◆ **What the task requires**
For the entries that follow, tally the lines holding the string "guiada". Give the total and nothing else.

-------

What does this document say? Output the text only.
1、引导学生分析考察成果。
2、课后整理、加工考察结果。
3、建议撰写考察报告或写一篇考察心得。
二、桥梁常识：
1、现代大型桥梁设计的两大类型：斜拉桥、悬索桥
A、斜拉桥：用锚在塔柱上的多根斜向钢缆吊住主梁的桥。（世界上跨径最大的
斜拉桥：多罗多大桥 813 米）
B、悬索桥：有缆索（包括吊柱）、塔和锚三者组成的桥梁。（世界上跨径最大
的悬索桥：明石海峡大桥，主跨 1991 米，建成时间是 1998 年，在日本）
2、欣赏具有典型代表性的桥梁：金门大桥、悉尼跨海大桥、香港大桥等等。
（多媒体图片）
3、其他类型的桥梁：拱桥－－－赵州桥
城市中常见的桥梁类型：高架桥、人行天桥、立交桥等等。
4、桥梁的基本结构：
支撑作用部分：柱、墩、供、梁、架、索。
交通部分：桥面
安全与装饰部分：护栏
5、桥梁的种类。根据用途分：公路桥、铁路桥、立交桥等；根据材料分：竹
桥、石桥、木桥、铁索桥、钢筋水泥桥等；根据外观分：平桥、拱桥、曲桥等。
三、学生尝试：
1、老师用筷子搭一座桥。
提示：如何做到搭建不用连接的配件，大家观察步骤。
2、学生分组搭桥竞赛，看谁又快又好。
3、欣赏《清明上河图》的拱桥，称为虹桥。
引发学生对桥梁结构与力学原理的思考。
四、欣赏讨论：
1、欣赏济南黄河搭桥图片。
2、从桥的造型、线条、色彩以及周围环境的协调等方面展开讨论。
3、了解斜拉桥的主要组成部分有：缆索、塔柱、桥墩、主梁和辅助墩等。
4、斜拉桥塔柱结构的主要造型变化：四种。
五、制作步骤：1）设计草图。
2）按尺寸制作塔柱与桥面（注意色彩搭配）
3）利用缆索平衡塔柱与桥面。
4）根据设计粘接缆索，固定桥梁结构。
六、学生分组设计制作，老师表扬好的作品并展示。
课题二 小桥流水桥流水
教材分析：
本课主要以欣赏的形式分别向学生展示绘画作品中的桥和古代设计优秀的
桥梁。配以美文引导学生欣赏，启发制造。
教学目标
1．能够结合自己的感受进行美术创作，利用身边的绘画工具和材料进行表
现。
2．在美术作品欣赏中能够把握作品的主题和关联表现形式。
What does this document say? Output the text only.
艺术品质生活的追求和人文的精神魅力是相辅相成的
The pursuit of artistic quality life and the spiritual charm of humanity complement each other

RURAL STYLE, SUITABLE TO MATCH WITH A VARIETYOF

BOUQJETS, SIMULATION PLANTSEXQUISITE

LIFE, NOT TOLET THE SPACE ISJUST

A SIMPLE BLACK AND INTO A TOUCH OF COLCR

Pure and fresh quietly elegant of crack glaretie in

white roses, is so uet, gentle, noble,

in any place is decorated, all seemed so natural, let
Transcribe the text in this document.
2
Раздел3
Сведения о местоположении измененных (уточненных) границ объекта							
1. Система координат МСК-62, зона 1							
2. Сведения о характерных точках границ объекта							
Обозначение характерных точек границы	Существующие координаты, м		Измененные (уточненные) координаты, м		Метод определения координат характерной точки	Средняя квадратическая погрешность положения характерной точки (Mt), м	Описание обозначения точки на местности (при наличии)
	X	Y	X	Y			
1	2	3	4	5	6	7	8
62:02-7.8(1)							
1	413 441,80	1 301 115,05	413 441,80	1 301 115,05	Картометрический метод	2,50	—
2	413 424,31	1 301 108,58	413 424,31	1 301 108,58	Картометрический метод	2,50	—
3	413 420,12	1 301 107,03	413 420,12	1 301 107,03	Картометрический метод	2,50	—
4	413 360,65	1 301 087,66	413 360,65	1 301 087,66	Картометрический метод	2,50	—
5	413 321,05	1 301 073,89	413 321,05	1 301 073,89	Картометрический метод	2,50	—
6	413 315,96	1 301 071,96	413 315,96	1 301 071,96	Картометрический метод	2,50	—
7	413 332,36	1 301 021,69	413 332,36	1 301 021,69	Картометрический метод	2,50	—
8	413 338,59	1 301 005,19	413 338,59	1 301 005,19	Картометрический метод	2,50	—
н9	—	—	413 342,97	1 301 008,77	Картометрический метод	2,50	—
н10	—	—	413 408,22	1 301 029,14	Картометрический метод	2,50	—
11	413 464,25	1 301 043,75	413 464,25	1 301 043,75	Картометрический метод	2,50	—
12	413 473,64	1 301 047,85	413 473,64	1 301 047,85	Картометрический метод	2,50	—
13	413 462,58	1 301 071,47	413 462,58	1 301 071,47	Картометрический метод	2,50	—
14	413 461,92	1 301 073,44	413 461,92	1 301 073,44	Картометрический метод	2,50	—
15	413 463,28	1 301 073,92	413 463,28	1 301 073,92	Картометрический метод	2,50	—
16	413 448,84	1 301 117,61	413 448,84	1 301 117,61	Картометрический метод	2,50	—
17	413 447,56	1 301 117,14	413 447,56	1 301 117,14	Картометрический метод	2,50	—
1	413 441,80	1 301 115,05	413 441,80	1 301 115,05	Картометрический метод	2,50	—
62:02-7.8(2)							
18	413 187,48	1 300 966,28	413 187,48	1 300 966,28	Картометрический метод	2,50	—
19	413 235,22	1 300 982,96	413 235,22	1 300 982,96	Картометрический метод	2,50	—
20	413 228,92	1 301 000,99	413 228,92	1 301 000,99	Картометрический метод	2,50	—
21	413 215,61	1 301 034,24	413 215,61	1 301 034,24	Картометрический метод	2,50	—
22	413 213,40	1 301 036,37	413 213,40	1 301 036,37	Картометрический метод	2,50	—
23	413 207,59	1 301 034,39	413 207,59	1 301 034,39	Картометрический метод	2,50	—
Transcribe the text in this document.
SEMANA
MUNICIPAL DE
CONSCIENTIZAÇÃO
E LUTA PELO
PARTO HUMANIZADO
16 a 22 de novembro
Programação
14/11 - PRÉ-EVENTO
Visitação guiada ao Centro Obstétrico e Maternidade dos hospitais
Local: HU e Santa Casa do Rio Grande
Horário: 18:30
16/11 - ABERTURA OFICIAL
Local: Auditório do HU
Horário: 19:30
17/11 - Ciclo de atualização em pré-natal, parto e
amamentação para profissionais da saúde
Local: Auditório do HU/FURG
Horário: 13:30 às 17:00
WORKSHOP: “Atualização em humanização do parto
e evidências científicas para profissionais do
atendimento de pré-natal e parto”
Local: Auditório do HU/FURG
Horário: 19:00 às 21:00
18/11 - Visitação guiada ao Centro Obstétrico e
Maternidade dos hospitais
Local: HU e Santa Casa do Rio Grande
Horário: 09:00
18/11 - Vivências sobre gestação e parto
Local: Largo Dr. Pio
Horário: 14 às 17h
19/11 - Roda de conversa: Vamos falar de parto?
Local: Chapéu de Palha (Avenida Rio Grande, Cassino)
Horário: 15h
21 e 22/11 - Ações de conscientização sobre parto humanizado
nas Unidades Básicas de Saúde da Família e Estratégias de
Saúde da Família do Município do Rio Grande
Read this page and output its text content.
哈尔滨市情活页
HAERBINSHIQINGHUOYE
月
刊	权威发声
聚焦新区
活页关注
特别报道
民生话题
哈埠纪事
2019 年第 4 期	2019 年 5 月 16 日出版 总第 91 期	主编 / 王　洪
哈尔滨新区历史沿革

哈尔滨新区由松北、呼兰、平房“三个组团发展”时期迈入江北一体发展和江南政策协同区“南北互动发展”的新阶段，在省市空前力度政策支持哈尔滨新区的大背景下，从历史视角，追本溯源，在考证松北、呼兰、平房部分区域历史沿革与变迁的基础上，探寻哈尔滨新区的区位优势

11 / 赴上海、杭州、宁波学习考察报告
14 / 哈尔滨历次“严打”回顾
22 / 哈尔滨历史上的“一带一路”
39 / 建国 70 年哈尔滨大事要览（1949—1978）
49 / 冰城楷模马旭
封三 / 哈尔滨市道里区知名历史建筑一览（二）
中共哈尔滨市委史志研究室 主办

-------

◆ **Output for this task**
2